Task brief →
Pick out each line of the records that includes the string "review", and copy it.

● ● ● ● ●

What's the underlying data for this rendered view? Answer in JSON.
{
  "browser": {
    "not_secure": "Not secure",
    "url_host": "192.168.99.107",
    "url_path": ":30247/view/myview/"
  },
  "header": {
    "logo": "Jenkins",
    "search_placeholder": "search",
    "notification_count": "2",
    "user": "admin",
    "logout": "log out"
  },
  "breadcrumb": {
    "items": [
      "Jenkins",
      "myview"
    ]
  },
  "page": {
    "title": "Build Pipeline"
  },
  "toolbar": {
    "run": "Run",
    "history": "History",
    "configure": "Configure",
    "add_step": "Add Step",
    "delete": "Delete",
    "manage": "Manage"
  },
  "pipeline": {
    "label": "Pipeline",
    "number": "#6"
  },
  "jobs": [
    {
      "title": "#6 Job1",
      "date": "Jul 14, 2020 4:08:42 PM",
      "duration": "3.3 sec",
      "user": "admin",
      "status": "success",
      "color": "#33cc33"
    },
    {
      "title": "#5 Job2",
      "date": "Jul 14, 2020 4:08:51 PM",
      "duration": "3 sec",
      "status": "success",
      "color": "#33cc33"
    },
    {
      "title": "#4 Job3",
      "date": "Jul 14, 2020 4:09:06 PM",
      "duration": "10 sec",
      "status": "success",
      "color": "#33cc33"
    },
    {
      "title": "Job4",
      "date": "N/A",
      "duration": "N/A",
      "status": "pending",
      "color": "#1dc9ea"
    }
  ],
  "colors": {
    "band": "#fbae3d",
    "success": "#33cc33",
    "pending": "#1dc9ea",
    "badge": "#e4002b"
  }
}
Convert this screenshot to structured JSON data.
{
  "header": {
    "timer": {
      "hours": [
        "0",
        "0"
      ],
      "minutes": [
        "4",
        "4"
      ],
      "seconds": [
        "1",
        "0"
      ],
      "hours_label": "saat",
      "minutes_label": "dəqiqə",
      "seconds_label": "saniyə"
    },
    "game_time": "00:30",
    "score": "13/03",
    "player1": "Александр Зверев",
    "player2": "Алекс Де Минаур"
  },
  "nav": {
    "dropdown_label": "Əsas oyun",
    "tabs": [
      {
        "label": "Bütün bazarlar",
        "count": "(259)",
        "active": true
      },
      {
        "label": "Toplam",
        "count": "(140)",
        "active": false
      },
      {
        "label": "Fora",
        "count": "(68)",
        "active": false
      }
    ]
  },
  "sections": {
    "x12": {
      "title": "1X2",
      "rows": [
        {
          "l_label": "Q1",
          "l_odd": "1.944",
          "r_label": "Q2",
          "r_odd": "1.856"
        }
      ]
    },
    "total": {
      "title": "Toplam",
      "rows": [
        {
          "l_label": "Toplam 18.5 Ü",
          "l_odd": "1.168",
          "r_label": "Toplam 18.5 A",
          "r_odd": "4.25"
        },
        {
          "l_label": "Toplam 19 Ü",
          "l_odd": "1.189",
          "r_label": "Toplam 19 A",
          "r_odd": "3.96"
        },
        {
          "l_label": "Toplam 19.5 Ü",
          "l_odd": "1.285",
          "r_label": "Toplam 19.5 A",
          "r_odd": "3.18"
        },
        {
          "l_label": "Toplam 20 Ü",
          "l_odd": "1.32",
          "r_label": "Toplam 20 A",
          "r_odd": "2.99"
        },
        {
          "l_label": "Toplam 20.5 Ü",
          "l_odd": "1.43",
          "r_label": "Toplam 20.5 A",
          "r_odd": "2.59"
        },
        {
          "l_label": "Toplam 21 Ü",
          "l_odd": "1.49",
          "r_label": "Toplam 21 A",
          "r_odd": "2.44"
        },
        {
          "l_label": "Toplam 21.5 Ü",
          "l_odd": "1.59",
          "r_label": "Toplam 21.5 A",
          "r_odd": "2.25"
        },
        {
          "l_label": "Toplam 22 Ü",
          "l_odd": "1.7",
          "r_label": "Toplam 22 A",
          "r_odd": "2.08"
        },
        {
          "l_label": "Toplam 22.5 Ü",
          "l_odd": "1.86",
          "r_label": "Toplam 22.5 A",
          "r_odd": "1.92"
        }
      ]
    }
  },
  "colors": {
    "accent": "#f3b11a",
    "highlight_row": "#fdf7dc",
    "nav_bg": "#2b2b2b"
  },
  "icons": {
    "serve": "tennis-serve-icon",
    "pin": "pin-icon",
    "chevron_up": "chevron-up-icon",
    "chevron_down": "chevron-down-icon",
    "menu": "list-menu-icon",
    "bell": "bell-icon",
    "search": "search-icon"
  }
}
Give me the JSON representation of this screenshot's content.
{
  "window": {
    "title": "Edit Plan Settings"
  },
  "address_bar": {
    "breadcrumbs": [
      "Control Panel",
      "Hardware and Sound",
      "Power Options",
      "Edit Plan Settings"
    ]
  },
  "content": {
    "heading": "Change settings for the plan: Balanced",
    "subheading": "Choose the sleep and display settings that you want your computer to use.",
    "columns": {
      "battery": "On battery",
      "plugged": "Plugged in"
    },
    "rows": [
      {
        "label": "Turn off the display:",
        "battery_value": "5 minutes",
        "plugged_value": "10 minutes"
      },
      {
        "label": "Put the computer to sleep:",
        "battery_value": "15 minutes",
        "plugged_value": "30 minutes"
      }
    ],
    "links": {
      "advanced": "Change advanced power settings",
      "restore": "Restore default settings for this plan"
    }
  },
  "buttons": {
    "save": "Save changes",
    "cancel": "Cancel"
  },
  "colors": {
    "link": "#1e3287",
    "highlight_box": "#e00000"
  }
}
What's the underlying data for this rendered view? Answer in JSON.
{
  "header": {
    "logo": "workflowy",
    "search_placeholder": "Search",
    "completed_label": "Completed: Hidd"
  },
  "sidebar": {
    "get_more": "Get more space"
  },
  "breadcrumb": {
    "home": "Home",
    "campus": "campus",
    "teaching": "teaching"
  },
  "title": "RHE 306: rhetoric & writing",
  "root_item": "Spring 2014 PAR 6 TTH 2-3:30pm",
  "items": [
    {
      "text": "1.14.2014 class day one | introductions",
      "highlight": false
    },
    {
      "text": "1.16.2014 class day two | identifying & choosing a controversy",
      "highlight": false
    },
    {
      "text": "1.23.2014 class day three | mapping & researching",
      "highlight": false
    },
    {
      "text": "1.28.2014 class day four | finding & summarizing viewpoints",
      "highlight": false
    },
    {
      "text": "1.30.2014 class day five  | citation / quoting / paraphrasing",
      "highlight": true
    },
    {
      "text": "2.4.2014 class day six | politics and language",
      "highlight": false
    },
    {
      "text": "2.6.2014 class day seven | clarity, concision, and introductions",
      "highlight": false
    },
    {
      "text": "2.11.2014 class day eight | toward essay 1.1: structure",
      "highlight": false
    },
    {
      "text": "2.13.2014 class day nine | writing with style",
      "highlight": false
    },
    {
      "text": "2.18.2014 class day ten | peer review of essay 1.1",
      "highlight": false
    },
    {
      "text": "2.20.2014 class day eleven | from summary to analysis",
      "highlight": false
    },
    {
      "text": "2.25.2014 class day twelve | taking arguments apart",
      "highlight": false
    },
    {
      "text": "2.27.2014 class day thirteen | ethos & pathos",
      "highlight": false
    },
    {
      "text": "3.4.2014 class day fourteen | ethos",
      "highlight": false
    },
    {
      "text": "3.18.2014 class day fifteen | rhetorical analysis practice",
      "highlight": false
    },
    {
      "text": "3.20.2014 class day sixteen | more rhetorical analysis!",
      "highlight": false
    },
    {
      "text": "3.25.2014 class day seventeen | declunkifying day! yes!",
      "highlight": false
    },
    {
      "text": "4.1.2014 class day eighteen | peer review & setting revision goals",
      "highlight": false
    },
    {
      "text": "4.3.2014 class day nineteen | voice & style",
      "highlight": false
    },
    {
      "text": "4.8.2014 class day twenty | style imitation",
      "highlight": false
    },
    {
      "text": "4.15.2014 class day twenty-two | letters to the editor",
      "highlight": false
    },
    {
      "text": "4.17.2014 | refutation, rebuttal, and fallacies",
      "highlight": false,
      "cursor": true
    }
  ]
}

● ● ● ● ●

Full solution →
      "text": "2.18.2014 class day ten | peer review of essay 1.1",
      "text": "4.1.2014 class day eighteen | peer review & setting revision goals",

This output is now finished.